DO THIS:
Go through the listing and write out all of it exactly.

────

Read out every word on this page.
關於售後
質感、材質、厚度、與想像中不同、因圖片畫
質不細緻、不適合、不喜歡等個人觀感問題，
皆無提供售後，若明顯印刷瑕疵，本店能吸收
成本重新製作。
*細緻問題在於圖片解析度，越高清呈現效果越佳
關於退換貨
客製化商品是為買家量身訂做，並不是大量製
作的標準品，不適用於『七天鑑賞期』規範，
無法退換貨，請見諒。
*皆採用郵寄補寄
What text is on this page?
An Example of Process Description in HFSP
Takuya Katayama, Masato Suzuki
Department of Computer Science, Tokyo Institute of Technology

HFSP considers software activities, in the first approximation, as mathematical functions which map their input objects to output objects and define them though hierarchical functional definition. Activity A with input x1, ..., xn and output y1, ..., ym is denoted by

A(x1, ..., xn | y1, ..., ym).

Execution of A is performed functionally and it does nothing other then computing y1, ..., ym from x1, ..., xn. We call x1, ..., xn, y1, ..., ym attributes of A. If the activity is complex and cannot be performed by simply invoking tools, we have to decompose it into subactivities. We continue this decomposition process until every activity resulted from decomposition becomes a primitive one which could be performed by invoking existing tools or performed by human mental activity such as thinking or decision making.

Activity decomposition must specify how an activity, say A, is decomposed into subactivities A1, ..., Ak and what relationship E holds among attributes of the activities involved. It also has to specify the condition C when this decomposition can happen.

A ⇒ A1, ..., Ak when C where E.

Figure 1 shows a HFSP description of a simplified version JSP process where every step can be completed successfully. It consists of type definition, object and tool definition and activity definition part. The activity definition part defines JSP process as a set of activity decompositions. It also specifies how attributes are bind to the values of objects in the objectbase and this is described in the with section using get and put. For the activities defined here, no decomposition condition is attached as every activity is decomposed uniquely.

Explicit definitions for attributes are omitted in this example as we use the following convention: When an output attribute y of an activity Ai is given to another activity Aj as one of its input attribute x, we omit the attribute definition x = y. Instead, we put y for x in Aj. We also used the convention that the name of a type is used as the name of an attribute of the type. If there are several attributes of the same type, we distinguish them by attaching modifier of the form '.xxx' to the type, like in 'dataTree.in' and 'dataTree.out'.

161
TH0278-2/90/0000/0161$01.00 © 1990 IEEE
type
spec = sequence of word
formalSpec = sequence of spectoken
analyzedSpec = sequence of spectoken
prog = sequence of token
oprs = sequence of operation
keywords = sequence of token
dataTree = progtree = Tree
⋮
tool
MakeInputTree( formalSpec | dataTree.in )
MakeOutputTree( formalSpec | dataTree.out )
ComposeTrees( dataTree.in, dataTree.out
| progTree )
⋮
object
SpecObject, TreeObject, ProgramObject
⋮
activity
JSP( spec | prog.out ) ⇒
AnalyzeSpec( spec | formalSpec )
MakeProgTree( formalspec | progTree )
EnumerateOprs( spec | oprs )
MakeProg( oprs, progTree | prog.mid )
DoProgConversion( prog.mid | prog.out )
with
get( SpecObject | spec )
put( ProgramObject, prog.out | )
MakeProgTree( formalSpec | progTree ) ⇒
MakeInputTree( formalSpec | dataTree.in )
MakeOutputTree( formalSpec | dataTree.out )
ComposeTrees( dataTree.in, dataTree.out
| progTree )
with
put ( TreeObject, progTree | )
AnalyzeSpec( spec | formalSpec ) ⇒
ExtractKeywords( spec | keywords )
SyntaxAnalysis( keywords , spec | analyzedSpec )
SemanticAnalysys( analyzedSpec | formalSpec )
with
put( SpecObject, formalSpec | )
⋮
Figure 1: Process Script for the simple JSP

────

CORRECT OUTPUT:
Read out every word on this page.
關於售後
質感、材質、厚度、與想像中不同、因圖片畫
質不細緻、不適合、不喜歡等個人觀感問題，
皆無提供售後，若明顯印刷瑕疵，本店能吸收
成本重新製作。
*細緻問題在於圖片解析度，越高清呈現效果越佳
關於退換貨
客製化商品是為買家量身訂做，並不是大量製
作的標準品，不適用於『七天鑑賞期』規範，
無法退換貨，請見諒。
*皆採用郵寄補寄
What text is on this page?
An Example of Process Description in HFSP
Takuya Katayama, Masato Suzuki
Department of Computer Science, Tokyo Institute of Technology

HFSP considers software activities, in the first approximation, as mathematical functions which map their input objects to output objects and define them though hierarchical functional definition. Activity A with input x1, ..., xn and output y1, ..., ym is denoted by

A(x1, ..., xn | y1, ..., ym).

Execution of A is performed functionally and it does nothing other then computing y1, ..., ym from x1, ..., xn. We call x1, ..., xn, y1, ..., ym attributes of A. If the activity is complex and cannot be performed by simply invoking tools, we have to decompose it into subactivities. We continue this decomposition process until every activity resulted from decomposition becomes a primitive one which could be performed by invoking existing tools or performed by human mental activity such as thinking or decision making.

Activity decomposition must specify how an activity, say A, is decomposed into subactivities A1, ..., Ak and what relationship E holds among attributes of the activities involved. It also has to specify the condition C when this decomposition can happen.

A ⇒ A1, ..., Ak when C where E.

Figure 1 shows a HFSP description of a simplified version JSP process where every step can be completed successfully. It consists of type definition, object and tool definition and activity definition part. The activity definition part defines JSP process as a set of activity decompositions. It also specifies how attributes are bind to the values of objects in the objectbase and this is described in the with section using get and put. For the activities defined here, no decomposition condition is attached as every activity is decomposed uniquely.

Explicit definitions for attributes are omitted in this example as we use the following convention: When an output attribute y of an activity Ai is given to another activity Aj as one of its input attribute x, we omit the attribute definition x = y. Instead, we put y for x in Aj. We also used the convention that the name of a type is used as the name of an attribute of the type. If there are several attributes of the same type, we distinguish them by attaching modifier of the form '.xxx' to the type, like in 'dataTree.in' and 'dataTree.out'.

161
TH0278-2/90/0000/0161$01.00 © 1990 IEEE
type
spec = sequence of word
formalSpec = sequence of spectoken
analyzedSpec = sequence of spectoken
prog = sequence of token
oprs = sequence of operation
keywords = sequence of token
dataTree = progtree = Tree
⋮
tool
MakeInputTree( formalSpec | dataTree.in )
MakeOutputTree( formalSpec | dataTree.out )
ComposeTrees( dataTree.in, dataTree.out
| progTree )
⋮
object
SpecObject, TreeObject, ProgramObject
⋮
activity
JSP( spec | prog.out ) ⇒
AnalyzeSpec( spec | formalSpec )
MakeProgTree( formalspec | progTree )
EnumerateOprs( spec | oprs )
MakeProg( oprs, progTree | prog.mid )
DoProgConversion( prog.mid | prog.out )
with
get( SpecObject | spec )
put( ProgramObject, prog.out | )
MakeProgTree( formalSpec | progTree ) ⇒
MakeInputTree( formalSpec | dataTree.in )
MakeOutputTree( formalSpec | dataTree.out )
ComposeTrees( dataTree.in, dataTree.out
| progTree )
with
put ( TreeObject, progTree | )
AnalyzeSpec( spec | formalSpec ) ⇒
ExtractKeywords( spec | keywords )
SyntaxAnalysis( keywords , spec | analyzedSpec )
SemanticAnalysys( analyzedSpec | formalSpec )
with
put( SpecObject, formalSpec | )
⋮
Figure 1: Process Script for the simple JSP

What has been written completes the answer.